The excerpt about lessons on getting a first novel published says the writer's questions after the manuscript was accepted were "seriously deficient." According to the excerpt, why were they deficient?

* _EXCERPT_
□ □ □ □

Lesson 4. Submit your WIP, fall down, get back up again, repeat

Ha! Surprisingly, no one can publish your novel if it’s just saved in a folder on your computer titled WIPfinaldraft4actualfinal2. Go to conferences, meet with publishers and agents, make connections and send your baby out there.

Yes, you will get rejections. Some of these will pass by almost unnoticed (oh, is it more than 12 weeks since I submitted to XX? I never heard back), and some will break your spirit into tiny ragged pieces stained with the sweat and spilt tea of too many hours at a keyboard writing something that no one will ever publish why do I even do this to myself.

My 2015 NaNo did this to me. It was out there, publishers were loving it. I was half-allowing myself to hope that this could finally be it.

It wasn’t. (Sorry to break that so bluntly, though you were probably expecting it.)

Wisely, I gave myself a break. I read lots of books (see Lesson 3 above!). I wrote a heartfelt blog post about needing to rediscover my love of writing.

And basically the next day I got the email that changed everything. I’d submitted my 2016 NaNo to publisher Fremantle Press a few months before. It was the first time it had ever been out of my computer. Turns out, it enjoyed being out in the world. Turns out, they really liked it, too. Would I like to come in to discuss it? Would I ever …!

That 2016 NaNo manuscript became ‘The Lost Stone of SkyCity’.



Lesson 5. Don’t be afraid to ask questions (but expect to realise there were a lot more questions you should have asked but didn’t because you simply didn’t know enough to know you needed to know more)

IMG_20191010_120420_797There was a lot to do between my MS being accepted, and actually seeing the book in bookshops. I wasn’t expecting half of it. And at first it had surprisingly little to do with editing. The first phase was all forms to fill out, that rusty old bio needed a serious spruce up, and my goodness I needed some professional headshots done, stat! The contract needed signing and mailing, and then there was the wait until I was sure I could share the happy news.

I swear, I asked questions. But I knew so little about what was going to happen that my questions were, to put it kindly, seriously deficient. This is where buddies are great (ref. Lesson 2 above!).

Then there were rounds of editing. Interspersed between editing, was the process for deciding the front cover. Mind-blowing. Before you know it, you’re getting the final we’re-about-to-send-to-the-printer version for checking. Sending that back was excruciating. I couldn’t sleep. What if something was wrong? (If anyone finds a typo in the book, break it gently to me!)

BUT IT WASN’T OVER! Enter Phase 3. Interviews, social media peptalks, nightmares where I’d forgotten to do something really important, and OMG the first reviews rolling in.

Now the book is out, I suppose it’s Phase 4 and the game is changing again. The launch is in a week (Thursday 24th, people! <yay> Book here). There are podcasts, book signings, more reviews, and my book jumping out and surprising me on Instagram because other people have posted shots of it (!!WOW!!) and I feel so lucky.

And validated. Go 2016 Me – you were doing the right thing!

□ □ □ □

* _Entries drawn from a collection_
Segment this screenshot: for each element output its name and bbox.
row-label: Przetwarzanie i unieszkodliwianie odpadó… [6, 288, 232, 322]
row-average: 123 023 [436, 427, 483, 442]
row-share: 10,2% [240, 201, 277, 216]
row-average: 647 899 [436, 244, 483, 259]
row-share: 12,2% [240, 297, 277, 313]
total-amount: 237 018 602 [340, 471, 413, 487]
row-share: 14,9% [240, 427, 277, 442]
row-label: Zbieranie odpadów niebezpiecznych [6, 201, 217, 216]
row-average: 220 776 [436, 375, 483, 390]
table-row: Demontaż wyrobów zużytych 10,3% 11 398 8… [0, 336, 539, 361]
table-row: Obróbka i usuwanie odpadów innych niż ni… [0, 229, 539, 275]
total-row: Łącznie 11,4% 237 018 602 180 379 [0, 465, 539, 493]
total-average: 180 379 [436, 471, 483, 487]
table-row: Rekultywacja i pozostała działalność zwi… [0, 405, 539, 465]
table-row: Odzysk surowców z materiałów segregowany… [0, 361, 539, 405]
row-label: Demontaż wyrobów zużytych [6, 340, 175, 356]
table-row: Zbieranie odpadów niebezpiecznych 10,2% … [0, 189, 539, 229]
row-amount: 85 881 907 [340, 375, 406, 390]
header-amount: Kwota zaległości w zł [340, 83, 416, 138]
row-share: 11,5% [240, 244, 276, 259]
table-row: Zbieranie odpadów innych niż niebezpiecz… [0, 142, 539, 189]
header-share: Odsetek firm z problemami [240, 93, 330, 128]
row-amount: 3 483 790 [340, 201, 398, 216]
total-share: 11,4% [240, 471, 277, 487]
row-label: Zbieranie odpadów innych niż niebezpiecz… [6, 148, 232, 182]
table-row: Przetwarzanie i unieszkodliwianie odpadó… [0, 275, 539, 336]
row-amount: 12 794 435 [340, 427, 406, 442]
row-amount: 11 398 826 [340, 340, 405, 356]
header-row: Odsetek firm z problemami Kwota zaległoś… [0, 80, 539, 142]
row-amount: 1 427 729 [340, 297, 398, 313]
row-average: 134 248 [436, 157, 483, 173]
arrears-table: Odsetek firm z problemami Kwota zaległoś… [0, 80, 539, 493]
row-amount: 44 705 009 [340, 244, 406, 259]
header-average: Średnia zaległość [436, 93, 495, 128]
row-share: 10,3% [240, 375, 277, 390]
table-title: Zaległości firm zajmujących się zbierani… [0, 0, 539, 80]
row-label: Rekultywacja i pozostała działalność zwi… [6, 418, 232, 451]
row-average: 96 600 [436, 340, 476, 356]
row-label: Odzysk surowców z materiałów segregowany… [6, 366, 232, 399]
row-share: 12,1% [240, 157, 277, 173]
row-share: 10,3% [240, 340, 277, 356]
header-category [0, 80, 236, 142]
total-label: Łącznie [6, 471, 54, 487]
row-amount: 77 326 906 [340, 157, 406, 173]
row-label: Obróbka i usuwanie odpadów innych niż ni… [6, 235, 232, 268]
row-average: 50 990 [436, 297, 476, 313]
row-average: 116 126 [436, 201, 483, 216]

□ □ □ □

* _RESPONSE AREA_
The writer knew so little about what was going to happen between the manuscript's acceptance and the book reaching bookshops that the questions asked fell well short of what was needed.